→ **Input rows**:
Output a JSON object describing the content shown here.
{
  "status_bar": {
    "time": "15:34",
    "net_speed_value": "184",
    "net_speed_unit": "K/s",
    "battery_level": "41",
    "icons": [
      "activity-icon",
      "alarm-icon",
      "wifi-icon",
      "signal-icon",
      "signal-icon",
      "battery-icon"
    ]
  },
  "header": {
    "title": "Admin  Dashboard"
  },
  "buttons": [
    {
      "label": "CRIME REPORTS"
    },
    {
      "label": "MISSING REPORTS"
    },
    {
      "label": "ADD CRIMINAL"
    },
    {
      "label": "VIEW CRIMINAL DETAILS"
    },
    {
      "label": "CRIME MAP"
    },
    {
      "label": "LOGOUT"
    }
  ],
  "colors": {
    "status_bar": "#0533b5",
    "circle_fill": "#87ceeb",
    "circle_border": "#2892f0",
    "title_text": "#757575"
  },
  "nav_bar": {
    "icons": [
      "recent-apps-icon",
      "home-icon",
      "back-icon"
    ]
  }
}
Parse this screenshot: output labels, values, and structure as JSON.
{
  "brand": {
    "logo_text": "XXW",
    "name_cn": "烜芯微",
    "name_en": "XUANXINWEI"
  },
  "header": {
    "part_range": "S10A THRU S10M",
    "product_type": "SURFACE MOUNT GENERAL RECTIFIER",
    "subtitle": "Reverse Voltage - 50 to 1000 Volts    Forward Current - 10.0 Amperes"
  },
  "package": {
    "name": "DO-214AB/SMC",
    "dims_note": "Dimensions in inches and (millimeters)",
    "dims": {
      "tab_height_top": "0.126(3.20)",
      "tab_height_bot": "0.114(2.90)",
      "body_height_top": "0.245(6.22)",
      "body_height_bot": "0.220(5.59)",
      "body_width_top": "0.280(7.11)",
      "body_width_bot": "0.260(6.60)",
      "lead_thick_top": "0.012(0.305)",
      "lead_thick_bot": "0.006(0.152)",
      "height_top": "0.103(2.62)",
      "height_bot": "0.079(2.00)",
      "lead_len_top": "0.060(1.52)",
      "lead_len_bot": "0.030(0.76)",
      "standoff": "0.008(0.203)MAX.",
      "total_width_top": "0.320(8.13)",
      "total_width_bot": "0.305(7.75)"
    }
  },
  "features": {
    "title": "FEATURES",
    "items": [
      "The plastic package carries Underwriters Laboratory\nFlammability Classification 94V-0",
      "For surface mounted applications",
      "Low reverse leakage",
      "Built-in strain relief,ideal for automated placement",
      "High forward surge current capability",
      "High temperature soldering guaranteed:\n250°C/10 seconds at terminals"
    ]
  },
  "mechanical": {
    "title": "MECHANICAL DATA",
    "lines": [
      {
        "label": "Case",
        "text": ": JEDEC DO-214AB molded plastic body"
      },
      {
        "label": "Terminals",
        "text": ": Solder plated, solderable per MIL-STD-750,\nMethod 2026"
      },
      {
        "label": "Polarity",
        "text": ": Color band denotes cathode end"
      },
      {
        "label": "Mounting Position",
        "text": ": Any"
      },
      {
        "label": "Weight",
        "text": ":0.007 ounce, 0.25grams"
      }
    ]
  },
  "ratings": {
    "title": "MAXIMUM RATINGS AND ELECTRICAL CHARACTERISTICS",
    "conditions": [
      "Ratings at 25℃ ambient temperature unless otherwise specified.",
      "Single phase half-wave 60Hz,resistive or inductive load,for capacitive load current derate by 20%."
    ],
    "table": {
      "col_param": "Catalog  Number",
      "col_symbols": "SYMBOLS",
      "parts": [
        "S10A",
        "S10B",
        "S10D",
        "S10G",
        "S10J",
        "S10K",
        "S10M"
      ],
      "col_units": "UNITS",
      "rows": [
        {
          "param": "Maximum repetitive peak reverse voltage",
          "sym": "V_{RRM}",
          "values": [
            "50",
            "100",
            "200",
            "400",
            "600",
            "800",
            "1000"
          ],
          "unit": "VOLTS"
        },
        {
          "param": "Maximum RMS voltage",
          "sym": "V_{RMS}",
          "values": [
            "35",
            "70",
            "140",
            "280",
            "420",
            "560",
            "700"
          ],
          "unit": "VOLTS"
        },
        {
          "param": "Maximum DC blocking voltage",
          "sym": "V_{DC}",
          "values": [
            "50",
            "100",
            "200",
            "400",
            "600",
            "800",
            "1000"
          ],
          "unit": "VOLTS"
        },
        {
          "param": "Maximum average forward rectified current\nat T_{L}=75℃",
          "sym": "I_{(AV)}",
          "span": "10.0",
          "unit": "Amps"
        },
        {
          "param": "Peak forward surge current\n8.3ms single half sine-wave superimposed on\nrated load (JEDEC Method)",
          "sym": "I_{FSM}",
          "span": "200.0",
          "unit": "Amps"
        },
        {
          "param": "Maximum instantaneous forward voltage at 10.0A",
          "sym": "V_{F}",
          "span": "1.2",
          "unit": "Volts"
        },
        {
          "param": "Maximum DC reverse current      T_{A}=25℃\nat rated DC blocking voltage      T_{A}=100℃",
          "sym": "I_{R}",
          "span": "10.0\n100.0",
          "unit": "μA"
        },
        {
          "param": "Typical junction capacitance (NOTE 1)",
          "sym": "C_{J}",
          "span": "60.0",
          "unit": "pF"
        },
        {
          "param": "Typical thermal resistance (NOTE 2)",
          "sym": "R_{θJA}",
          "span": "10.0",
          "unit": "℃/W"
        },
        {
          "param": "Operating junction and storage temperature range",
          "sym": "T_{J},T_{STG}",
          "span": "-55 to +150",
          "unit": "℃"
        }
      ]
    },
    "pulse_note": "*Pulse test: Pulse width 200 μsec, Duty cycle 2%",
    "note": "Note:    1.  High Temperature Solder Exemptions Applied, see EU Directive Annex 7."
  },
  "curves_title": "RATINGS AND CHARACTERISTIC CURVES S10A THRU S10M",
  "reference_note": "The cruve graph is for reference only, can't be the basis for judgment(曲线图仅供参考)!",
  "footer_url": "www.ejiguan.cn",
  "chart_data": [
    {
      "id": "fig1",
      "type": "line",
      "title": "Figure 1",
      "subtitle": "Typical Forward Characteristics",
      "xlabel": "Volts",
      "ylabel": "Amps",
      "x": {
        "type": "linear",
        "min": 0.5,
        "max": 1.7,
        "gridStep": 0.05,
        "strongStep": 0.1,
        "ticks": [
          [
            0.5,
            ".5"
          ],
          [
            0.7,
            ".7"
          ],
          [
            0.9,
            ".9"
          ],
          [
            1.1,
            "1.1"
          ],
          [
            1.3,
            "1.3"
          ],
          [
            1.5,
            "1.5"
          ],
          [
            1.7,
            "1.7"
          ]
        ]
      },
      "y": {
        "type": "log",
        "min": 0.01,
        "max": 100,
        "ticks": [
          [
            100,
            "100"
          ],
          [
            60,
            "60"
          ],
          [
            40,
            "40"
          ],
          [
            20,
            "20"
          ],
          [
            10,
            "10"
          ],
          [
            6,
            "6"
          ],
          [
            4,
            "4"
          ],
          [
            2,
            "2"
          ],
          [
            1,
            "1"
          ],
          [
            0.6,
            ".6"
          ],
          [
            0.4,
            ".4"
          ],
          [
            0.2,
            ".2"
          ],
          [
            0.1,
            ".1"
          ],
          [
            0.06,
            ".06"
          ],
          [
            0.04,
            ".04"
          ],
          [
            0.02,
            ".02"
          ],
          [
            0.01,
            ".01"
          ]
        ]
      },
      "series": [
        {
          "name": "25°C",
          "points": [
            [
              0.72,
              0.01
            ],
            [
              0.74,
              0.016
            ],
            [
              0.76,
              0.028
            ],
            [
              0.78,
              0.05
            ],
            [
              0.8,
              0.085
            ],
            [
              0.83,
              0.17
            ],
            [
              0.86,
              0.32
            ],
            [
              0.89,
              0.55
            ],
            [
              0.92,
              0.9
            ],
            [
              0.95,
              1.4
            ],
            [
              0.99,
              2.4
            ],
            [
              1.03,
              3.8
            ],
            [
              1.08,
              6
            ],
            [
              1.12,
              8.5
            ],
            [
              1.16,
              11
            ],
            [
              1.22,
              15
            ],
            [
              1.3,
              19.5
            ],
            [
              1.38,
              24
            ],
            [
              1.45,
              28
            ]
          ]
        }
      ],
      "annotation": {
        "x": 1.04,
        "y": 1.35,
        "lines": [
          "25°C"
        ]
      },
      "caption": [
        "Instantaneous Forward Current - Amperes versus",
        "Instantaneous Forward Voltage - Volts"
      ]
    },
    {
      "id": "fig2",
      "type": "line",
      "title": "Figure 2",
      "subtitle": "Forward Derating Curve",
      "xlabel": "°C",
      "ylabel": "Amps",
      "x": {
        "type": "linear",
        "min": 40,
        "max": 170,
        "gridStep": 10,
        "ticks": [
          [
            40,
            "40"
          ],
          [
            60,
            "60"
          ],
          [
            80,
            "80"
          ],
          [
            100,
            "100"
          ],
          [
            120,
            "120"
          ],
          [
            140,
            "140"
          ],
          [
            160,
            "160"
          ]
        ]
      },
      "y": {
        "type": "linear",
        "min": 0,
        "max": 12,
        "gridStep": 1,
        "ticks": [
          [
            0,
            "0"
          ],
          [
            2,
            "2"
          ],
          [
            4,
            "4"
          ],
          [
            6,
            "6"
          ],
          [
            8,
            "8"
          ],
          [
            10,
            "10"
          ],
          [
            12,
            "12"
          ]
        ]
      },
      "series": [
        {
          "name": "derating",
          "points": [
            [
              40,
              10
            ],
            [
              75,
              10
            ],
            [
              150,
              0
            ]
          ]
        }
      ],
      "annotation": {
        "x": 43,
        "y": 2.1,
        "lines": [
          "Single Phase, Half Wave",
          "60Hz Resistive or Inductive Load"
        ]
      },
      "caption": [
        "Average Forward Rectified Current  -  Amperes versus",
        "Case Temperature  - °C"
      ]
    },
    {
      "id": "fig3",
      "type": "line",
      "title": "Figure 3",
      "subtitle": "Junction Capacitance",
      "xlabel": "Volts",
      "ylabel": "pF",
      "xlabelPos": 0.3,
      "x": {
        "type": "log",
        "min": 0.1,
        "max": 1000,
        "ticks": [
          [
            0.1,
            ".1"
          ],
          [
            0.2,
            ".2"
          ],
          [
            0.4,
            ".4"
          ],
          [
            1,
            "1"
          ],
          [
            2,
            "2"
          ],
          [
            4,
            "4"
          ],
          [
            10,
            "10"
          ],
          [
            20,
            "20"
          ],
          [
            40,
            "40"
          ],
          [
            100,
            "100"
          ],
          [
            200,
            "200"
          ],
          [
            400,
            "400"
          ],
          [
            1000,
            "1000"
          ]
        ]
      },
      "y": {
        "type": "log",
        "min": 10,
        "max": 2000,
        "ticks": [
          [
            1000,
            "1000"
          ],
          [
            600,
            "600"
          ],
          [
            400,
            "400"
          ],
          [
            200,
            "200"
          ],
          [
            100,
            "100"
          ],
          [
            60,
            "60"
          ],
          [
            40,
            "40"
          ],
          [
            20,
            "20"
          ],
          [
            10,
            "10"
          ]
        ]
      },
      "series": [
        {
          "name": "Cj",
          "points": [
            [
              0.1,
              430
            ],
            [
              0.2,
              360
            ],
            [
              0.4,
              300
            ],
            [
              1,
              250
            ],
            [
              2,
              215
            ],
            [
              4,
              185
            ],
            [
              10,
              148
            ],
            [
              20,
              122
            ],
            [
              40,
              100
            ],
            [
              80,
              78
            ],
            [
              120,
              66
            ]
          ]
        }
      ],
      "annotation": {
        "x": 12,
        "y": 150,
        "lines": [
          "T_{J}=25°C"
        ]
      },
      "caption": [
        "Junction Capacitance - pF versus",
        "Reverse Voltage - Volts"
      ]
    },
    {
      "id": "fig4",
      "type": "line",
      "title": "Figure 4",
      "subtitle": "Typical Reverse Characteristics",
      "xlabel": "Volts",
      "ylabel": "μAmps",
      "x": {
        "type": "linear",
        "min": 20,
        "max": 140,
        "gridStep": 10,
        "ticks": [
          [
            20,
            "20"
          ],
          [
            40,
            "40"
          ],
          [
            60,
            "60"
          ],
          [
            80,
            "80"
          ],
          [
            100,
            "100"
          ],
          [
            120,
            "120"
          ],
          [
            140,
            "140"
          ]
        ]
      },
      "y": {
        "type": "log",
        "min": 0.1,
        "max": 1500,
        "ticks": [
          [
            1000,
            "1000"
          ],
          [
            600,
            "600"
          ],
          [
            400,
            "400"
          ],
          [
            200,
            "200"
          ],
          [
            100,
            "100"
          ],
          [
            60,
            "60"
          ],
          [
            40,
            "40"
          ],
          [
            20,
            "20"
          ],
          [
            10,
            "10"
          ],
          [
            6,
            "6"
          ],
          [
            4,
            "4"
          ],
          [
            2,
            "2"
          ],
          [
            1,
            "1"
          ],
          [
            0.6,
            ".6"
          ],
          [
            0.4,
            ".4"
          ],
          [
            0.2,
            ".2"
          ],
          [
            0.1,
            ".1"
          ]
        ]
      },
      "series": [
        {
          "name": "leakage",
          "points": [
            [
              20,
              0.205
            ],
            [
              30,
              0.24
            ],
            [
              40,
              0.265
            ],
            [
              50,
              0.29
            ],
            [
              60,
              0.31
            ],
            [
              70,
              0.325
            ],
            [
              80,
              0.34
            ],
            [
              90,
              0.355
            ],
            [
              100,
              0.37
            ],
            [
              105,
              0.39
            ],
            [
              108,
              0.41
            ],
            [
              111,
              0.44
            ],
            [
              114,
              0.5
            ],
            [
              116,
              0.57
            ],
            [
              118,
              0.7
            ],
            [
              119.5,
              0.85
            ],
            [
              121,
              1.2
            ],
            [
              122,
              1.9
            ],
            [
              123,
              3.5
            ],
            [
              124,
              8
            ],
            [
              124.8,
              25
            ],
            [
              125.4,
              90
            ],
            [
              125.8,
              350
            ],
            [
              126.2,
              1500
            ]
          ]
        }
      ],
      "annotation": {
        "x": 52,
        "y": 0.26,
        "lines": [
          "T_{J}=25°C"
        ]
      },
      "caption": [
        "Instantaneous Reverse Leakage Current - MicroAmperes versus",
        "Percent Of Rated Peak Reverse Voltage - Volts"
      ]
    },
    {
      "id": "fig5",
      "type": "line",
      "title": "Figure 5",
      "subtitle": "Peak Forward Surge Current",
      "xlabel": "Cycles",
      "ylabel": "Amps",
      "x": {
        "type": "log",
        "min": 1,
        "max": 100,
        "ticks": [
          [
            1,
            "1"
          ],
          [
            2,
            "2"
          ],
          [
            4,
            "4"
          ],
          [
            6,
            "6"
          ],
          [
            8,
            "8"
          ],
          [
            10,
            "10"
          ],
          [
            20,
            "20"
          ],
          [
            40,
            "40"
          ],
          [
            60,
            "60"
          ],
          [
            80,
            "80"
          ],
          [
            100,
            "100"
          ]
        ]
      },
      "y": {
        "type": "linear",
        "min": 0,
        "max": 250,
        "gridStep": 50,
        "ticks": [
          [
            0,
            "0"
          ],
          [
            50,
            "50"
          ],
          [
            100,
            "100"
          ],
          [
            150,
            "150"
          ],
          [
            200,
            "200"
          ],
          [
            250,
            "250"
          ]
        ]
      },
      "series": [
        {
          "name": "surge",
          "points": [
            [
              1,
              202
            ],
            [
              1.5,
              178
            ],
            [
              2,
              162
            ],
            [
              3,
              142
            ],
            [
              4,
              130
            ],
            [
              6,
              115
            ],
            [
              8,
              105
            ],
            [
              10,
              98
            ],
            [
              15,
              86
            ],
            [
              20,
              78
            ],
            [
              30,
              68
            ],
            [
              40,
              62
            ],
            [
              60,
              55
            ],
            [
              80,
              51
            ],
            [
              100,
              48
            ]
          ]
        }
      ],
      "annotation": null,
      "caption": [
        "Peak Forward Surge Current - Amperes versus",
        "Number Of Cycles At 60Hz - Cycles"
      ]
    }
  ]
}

→ **The exercise**: Gather each line in the data that holds the string "blocking".

→ **Task result**:
          "param": "Maximum DC blocking voltage",
          "param": "Maximum DC reverse current      T_{A}=25℃\nat rated DC blocking voltage      T_{A}=100℃",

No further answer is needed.